** begin Task data **
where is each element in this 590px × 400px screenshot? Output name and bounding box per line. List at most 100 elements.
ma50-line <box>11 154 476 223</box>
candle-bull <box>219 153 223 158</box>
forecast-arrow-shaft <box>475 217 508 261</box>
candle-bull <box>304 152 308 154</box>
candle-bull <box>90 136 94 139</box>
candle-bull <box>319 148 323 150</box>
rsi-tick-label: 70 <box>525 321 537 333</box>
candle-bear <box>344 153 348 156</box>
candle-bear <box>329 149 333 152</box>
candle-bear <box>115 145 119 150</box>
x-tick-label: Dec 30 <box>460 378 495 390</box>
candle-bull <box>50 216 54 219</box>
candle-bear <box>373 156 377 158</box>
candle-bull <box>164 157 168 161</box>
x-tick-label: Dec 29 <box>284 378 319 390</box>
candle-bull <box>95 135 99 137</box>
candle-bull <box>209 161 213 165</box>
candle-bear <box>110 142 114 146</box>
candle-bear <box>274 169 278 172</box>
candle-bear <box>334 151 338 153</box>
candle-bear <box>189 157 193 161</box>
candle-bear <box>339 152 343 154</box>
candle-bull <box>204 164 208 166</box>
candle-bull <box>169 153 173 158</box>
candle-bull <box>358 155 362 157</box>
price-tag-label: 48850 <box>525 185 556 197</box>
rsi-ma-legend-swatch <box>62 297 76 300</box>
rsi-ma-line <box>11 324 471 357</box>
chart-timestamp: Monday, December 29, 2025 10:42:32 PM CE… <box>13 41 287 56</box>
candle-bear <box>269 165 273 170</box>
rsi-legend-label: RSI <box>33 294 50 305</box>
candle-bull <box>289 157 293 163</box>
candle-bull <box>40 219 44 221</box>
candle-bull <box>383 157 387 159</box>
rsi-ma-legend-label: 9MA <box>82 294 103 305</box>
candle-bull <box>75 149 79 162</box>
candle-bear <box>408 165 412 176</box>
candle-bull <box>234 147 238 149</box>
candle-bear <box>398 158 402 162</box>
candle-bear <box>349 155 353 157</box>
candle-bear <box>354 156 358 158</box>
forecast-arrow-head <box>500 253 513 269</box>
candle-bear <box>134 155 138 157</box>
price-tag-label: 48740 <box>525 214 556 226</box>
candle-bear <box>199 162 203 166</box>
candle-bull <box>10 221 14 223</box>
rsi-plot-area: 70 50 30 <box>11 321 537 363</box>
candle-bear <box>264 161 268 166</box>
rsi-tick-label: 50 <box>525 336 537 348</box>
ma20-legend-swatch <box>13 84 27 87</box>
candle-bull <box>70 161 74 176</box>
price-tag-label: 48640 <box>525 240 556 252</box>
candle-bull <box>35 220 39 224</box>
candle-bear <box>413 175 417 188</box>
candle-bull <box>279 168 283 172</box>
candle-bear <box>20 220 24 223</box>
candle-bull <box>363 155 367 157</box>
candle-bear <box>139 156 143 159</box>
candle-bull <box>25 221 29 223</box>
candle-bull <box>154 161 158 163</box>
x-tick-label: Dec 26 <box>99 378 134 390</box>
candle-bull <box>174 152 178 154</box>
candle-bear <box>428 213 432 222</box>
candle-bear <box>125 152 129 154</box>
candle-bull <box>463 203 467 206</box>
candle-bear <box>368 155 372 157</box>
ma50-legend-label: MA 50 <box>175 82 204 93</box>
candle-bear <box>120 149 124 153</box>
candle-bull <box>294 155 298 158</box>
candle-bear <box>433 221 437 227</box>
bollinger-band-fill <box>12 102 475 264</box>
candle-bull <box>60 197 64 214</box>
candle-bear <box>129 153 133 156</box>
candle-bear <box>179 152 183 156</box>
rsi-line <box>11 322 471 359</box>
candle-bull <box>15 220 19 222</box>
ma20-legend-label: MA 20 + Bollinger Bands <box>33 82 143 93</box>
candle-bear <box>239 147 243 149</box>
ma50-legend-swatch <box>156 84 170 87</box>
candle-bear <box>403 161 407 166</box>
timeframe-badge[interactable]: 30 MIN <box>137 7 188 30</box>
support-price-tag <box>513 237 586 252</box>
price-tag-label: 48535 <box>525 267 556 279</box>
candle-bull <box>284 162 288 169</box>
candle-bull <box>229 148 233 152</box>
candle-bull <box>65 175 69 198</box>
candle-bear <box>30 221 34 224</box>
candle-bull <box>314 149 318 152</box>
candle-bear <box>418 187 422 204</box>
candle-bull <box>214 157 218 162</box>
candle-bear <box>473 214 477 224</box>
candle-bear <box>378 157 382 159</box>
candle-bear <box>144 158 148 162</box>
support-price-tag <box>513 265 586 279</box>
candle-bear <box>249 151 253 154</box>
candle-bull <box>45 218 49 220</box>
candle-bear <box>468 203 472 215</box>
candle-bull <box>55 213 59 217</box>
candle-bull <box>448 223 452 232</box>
** end Task data **
> Your objective:
Return every entry above unchanged, line for line.

> Answer to this exercise:
where is each element in this 590px × 400px screenshot? Output name and bounding box per line. List at most 100 elements.
ma50-line <box>11 154 476 223</box>
candle-bull <box>219 153 223 158</box>
forecast-arrow-shaft <box>475 217 508 261</box>
candle-bull <box>304 152 308 154</box>
candle-bull <box>90 136 94 139</box>
candle-bull <box>319 148 323 150</box>
rsi-tick-label: 70 <box>525 321 537 333</box>
candle-bear <box>344 153 348 156</box>
candle-bear <box>329 149 333 152</box>
candle-bear <box>115 145 119 150</box>
x-tick-label: Dec 30 <box>460 378 495 390</box>
candle-bull <box>50 216 54 219</box>
candle-bear <box>373 156 377 158</box>
candle-bull <box>164 157 168 161</box>
x-tick-label: Dec 29 <box>284 378 319 390</box>
candle-bull <box>95 135 99 137</box>
candle-bull <box>209 161 213 165</box>
candle-bear <box>110 142 114 146</box>
candle-bear <box>274 169 278 172</box>
candle-bear <box>334 151 338 153</box>
candle-bear <box>189 157 193 161</box>
candle-bear <box>339 152 343 154</box>
candle-bull <box>204 164 208 166</box>
candle-bull <box>169 153 173 158</box>
candle-bull <box>358 155 362 157</box>
price-tag-label: 48850 <box>525 185 556 197</box>
rsi-ma-legend-swatch <box>62 297 76 300</box>
rsi-ma-line <box>11 324 471 357</box>
chart-timestamp: Monday, December 29, 2025 10:42:32 PM CE… <box>13 41 287 56</box>
candle-bear <box>269 165 273 170</box>
rsi-legend-label: RSI <box>33 294 50 305</box>
candle-bull <box>289 157 293 163</box>
candle-bull <box>40 219 44 221</box>
candle-bull <box>383 157 387 159</box>
rsi-ma-legend-label: 9MA <box>82 294 103 305</box>
candle-bull <box>75 149 79 162</box>
candle-bear <box>408 165 412 176</box>
candle-bull <box>234 147 238 149</box>
candle-bear <box>398 158 402 162</box>
candle-bear <box>349 155 353 157</box>
candle-bear <box>354 156 358 158</box>
forecast-arrow-head <box>500 253 513 269</box>
candle-bear <box>134 155 138 157</box>
price-tag-label: 48740 <box>525 214 556 226</box>
candle-bear <box>199 162 203 166</box>
candle-bull <box>10 221 14 223</box>
rsi-plot-area: 70 50 30 <box>11 321 537 363</box>
candle-bear <box>264 161 268 166</box>
rsi-tick-label: 50 <box>525 336 537 348</box>
ma20-legend-swatch <box>13 84 27 87</box>
candle-bull <box>70 161 74 176</box>
price-tag-label: 48640 <box>525 240 556 252</box>
candle-bull <box>35 220 39 224</box>
candle-bear <box>413 175 417 188</box>
candle-bull <box>279 168 283 172</box>
candle-bear <box>20 220 24 223</box>
candle-bull <box>363 155 367 157</box>
candle-bear <box>139 156 143 159</box>
candle-bull <box>25 221 29 223</box>
candle-bull <box>154 161 158 163</box>
x-tick-label: Dec 26 <box>99 378 134 390</box>
candle-bull <box>174 152 178 154</box>
candle-bear <box>428 213 432 222</box>
candle-bear <box>125 152 129 154</box>
candle-bull <box>463 203 467 206</box>
candle-bear <box>368 155 372 157</box>
ma50-legend-label: MA 50 <box>175 82 204 93</box>
candle-bear <box>120 149 124 153</box>
candle-bull <box>294 155 298 158</box>
candle-bear <box>433 221 437 227</box>
bollinger-band-fill <box>12 102 475 264</box>
candle-bull <box>60 197 64 214</box>
candle-bear <box>129 153 133 156</box>
candle-bear <box>179 152 183 156</box>
rsi-line <box>11 322 471 359</box>
candle-bull <box>15 220 19 222</box>
ma20-legend-label: MA 20 + Bollinger Bands <box>33 82 143 93</box>
candle-bear <box>239 147 243 149</box>
ma50-legend-swatch <box>156 84 170 87</box>
candle-bear <box>403 161 407 166</box>
timeframe-badge[interactable]: 30 MIN <box>137 7 188 30</box>
support-price-tag <box>513 237 586 252</box>
price-tag-label: 48535 <box>525 267 556 279</box>
candle-bull <box>284 162 288 169</box>
candle-bull <box>229 148 233 152</box>
candle-bull <box>65 175 69 198</box>
candle-bear <box>30 221 34 224</box>
candle-bull <box>314 149 318 152</box>
candle-bear <box>418 187 422 204</box>
candle-bull <box>214 157 218 162</box>
candle-bear <box>473 214 477 224</box>
candle-bear <box>378 157 382 159</box>
candle-bear <box>144 158 148 162</box>
support-price-tag <box>513 265 586 279</box>
candle-bear <box>249 151 253 154</box>
candle-bull <box>45 218 49 220</box>
candle-bear <box>468 203 472 215</box>
candle-bull <box>55 213 59 217</box>
candle-bull <box>448 223 452 232</box>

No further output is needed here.